GIVEN ENTRIES:
• • • •

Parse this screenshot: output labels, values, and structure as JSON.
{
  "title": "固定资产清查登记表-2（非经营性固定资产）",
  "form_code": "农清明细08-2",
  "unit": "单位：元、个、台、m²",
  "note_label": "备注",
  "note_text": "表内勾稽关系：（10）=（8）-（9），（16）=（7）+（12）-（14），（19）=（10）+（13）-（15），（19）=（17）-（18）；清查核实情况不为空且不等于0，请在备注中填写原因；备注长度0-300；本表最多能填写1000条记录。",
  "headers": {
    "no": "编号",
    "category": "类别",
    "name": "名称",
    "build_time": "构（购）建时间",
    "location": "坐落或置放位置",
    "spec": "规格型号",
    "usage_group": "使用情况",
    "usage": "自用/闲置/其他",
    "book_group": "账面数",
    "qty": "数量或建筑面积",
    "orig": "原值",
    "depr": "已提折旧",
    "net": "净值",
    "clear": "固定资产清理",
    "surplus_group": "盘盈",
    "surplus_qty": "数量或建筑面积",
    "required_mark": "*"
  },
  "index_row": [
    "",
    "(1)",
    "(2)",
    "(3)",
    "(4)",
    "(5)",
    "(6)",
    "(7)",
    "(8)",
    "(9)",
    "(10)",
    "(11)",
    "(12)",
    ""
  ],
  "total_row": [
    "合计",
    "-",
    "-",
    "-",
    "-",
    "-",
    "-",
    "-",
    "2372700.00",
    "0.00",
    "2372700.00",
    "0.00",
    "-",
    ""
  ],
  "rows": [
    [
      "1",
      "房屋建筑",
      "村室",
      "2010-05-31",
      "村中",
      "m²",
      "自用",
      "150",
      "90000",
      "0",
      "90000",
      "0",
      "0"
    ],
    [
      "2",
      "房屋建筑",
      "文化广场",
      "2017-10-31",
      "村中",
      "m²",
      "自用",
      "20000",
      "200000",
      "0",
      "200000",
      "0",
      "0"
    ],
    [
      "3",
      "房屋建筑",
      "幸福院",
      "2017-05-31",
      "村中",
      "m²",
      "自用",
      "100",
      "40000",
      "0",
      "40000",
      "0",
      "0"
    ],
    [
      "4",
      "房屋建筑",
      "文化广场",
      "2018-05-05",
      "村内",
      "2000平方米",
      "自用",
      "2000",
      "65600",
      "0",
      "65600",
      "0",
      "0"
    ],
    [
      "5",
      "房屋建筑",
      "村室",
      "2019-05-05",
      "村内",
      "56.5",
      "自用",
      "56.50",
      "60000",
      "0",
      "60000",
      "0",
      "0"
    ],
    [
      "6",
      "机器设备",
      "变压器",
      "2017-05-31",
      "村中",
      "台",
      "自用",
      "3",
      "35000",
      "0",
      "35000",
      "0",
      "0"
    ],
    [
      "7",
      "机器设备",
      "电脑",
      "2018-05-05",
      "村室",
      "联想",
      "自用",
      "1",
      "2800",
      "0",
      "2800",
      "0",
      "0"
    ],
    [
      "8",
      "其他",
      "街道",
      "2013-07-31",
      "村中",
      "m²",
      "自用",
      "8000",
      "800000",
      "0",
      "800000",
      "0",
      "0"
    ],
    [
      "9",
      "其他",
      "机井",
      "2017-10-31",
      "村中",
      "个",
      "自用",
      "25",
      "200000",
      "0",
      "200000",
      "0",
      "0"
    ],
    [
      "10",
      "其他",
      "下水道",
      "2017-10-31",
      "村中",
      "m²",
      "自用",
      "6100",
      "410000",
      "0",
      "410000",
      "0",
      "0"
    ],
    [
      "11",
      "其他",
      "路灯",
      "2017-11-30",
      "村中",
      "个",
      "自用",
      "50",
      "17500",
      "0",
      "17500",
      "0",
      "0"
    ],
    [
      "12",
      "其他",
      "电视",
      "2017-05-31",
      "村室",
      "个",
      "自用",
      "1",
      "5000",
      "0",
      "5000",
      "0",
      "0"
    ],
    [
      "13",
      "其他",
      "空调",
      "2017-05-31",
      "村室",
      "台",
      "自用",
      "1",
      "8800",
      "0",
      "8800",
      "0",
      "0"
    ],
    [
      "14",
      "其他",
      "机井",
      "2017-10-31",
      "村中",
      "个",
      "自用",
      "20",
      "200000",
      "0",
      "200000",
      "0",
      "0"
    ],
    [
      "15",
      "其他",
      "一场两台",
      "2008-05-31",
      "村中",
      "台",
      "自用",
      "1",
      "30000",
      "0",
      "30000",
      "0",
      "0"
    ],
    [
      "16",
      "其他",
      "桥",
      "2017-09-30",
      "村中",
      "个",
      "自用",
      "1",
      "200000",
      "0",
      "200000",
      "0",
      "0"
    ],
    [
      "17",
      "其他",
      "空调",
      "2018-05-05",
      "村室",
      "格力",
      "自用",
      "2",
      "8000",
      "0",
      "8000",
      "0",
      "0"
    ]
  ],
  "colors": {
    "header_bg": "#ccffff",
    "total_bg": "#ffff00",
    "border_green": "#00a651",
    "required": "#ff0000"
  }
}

• • • •

PROBLEM TO WORK ON:
Reproduce the entire listing word for word.

SOLUTION:
Parse this screenshot: output labels, values, and structure as JSON.
{
  "title": "固定资产清查登记表-2（非经营性固定资产）",
  "form_code": "农清明细08-2",
  "unit": "单位：元、个、台、m²",
  "note_label": "备注",
  "note_text": "表内勾稽关系：（10）=（8）-（9），（16）=（7）+（12）-（14），（19）=（10）+（13）-（15），（19）=（17）-（18）；清查核实情况不为空且不等于0，请在备注中填写原因；备注长度0-300；本表最多能填写1000条记录。",
  "headers": {
    "no": "编号",
    "category": "类别",
    "name": "名称",
    "build_time": "构（购）建时间",
    "location": "坐落或置放位置",
    "spec": "规格型号",
    "usage_group": "使用情况",
    "usage": "自用/闲置/其他",
    "book_group": "账面数",
    "qty": "数量或建筑面积",
    "orig": "原值",
    "depr": "已提折旧",
    "net": "净值",
    "clear": "固定资产清理",
    "surplus_group": "盘盈",
    "surplus_qty": "数量或建筑面积",
    "required_mark": "*"
  },
  "index_row": [
    "",
    "(1)",
    "(2)",
    "(3)",
    "(4)",
    "(5)",
    "(6)",
    "(7)",
    "(8)",
    "(9)",
    "(10)",
    "(11)",
    "(12)",
    ""
  ],
  "total_row": [
    "合计",
    "-",
    "-",
    "-",
    "-",
    "-",
    "-",
    "-",
    "2372700.00",
    "0.00",
    "2372700.00",
    "0.00",
    "-",
    ""
  ],
  "rows": [
    [
      "1",
      "房屋建筑",
      "村室",
      "2010-05-31",
      "村中",
      "m²",
      "自用",
      "150",
      "90000",
      "0",
      "90000",
      "0",
      "0"
    ],
    [
      "2",
      "房屋建筑",
      "文化广场",
      "2017-10-31",
      "村中",
      "m²",
      "自用",
      "20000",
      "200000",
      "0",
      "200000",
      "0",
      "0"
    ],
    [
      "3",
      "房屋建筑",
      "幸福院",
      "2017-05-31",
      "村中",
      "m²",
      "自用",
      "100",
      "40000",
      "0",
      "40000",
      "0",
      "0"
    ],
    [
      "4",
      "房屋建筑",
      "文化广场",
      "2018-05-05",
      "村内",
      "2000平方米",
      "自用",
      "2000",
      "65600",
      "0",
      "65600",
      "0",
      "0"
    ],
    [
      "5",
      "房屋建筑",
      "村室",
      "2019-05-05",
      "村内",
      "56.5",
      "自用",
      "56.50",
      "60000",
      "0",
      "60000",
      "0",
      "0"
    ],
    [
      "6",
      "机器设备",
      "变压器",
      "2017-05-31",
      "村中",
      "台",
      "自用",
      "3",
      "35000",
      "0",
      "35000",
      "0",
      "0"
    ],
    [
      "7",
      "机器设备",
      "电脑",
      "2018-05-05",
      "村室",
      "联想",
      "自用",
      "1",
      "2800",
      "0",
      "2800",
      "0",
      "0"
    ],
    [
      "8",
      "其他",
      "街道",
      "2013-07-31",
      "村中",
      "m²",
      "自用",
      "8000",
      "800000",
      "0",
      "800000",
      "0",
      "0"
    ],
    [
      "9",
      "其他",
      "机井",
      "2017-10-31",
      "村中",
      "个",
      "自用",
      "25",
      "200000",
      "0",
      "200000",
      "0",
      "0"
    ],
    [
      "10",
      "其他",
      "下水道",
      "2017-10-31",
      "村中",
      "m²",
      "自用",
      "6100",
      "410000",
      "0",
      "410000",
      "0",
      "0"
    ],
    [
      "11",
      "其他",
      "路灯",
      "2017-11-30",
      "村中",
      "个",
      "自用",
      "50",
      "17500",
      "0",
      "17500",
      "0",
      "0"
    ],
    [
      "12",
      "其他",
      "电视",
      "2017-05-31",
      "村室",
      "个",
      "自用",
      "1",
      "5000",
      "0",
      "5000",
      "0",
      "0"
    ],
    [
      "13",
      "其他",
      "空调",
      "2017-05-31",
      "村室",
      "台",
      "自用",
      "1",
      "8800",
      "0",
      "8800",
      "0",
      "0"
    ],
    [
      "14",
      "其他",
      "机井",
      "2017-10-31",
      "村中",
      "个",
      "自用",
      "20",
      "200000",
      "0",
      "200000",
      "0",
      "0"
    ],
    [
      "15",
      "其他",
      "一场两台",
      "2008-05-31",
      "村中",
      "台",
      "自用",
      "1",
      "30000",
      "0",
      "30000",
      "0",
      "0"
    ],
    [
      "16",
      "其他",
      "桥",
      "2017-09-30",
      "村中",
      "个",
      "自用",
      "1",
      "200000",
      "0",
      "200000",
      "0",
      "0"
    ],
    [
      "17",
      "其他",
      "空调",
      "2018-05-05",
      "村室",
      "格力",
      "自用",
      "2",
      "8000",
      "0",
      "8000",
      "0",
      "0"
    ]
  ],
  "colors": {
    "header_bg": "#ccffff",
    "total_bg": "#ffff00",
    "border_green": "#00a651",
    "required": "#ff0000"
  }
}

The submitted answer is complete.